§ EXERCISE PROMPT:
Output all the material that follows, exactly as given.

Stored entries
★ ★ ★ ★ ★ ★ ★
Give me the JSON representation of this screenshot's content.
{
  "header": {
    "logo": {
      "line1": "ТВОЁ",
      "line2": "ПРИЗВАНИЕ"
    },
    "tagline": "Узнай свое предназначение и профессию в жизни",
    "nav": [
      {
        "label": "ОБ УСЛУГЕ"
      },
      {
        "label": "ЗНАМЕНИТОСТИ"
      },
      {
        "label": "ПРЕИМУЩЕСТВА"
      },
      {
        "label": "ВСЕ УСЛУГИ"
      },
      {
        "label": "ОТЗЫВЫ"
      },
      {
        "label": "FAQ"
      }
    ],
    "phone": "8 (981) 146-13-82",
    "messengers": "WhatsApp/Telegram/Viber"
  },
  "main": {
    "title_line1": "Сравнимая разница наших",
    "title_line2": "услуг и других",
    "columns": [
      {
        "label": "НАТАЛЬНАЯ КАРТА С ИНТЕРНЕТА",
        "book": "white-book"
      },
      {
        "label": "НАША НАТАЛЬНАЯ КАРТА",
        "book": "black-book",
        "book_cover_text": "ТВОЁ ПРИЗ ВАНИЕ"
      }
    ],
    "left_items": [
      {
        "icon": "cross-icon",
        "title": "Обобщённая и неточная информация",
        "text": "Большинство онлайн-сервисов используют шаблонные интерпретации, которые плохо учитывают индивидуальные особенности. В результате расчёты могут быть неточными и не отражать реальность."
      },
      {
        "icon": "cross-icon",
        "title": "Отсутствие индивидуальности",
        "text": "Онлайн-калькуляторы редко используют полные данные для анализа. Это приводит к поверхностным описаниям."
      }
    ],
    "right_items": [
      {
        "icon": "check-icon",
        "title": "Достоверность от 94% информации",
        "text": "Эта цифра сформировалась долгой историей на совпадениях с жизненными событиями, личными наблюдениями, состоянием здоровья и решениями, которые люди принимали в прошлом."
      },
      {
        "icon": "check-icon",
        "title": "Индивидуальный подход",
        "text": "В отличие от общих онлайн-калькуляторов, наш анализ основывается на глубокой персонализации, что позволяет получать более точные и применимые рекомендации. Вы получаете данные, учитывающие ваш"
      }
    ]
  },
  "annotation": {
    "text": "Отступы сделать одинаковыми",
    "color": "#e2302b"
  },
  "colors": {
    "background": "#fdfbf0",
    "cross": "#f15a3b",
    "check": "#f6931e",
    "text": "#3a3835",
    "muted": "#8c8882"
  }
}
★ ★ ★ ★ ★ ★ ★
§ RESPONSE TO THIS TASK:
Give me the JSON representation of this screenshot's content.
{
  "header": {
    "logo": {
      "line1": "ТВОЁ",
      "line2": "ПРИЗВАНИЕ"
    },
    "tagline": "Узнай свое предназначение и профессию в жизни",
    "nav": [
      {
        "label": "ОБ УСЛУГЕ"
      },
      {
        "label": "ЗНАМЕНИТОСТИ"
      },
      {
        "label": "ПРЕИМУЩЕСТВА"
      },
      {
        "label": "ВСЕ УСЛУГИ"
      },
      {
        "label": "ОТЗЫВЫ"
      },
      {
        "label": "FAQ"
      }
    ],
    "phone": "8 (981) 146-13-82",
    "messengers": "WhatsApp/Telegram/Viber"
  },
  "main": {
    "title_line1": "Сравнимая разница наших",
    "title_line2": "услуг и других",
    "columns": [
      {
        "label": "НАТАЛЬНАЯ КАРТА С ИНТЕРНЕТА",
        "book": "white-book"
      },
      {
        "label": "НАША НАТАЛЬНАЯ КАРТА",
        "book": "black-book",
        "book_cover_text": "ТВОЁ ПРИЗ ВАНИЕ"
      }
    ],
    "left_items": [
      {
        "icon": "cross-icon",
        "title": "Обобщённая и неточная информация",
        "text": "Большинство онлайн-сервисов используют шаблонные интерпретации, которые плохо учитывают индивидуальные особенности. В результате расчёты могут быть неточными и не отражать реальность."
      },
      {
        "icon": "cross-icon",
        "title": "Отсутствие индивидуальности",
        "text": "Онлайн-калькуляторы редко используют полные данные для анализа. Это приводит к поверхностным описаниям."
      }
    ],
    "right_items": [
      {
        "icon": "check-icon",
        "title": "Достоверность от 94% информации",
        "text": "Эта цифра сформировалась долгой историей на совпадениях с жизненными событиями, личными наблюдениями, состоянием здоровья и решениями, которые люди принимали в прошлом."
      },
      {
        "icon": "check-icon",
        "title": "Индивидуальный подход",
        "text": "В отличие от общих онлайн-калькуляторов, наш анализ основывается на глубокой персонализации, что позволяет получать более точные и применимые рекомендации. Вы получаете данные, учитывающие ваш"
      }
    ]
  },
  "annotation": {
    "text": "Отступы сделать одинаковыми",
    "color": "#e2302b"
  },
  "colors": {
    "background": "#fdfbf0",
    "cross": "#f15a3b",
    "check": "#f6931e",
    "text": "#3a3835",
    "muted": "#8c8882"
  }
}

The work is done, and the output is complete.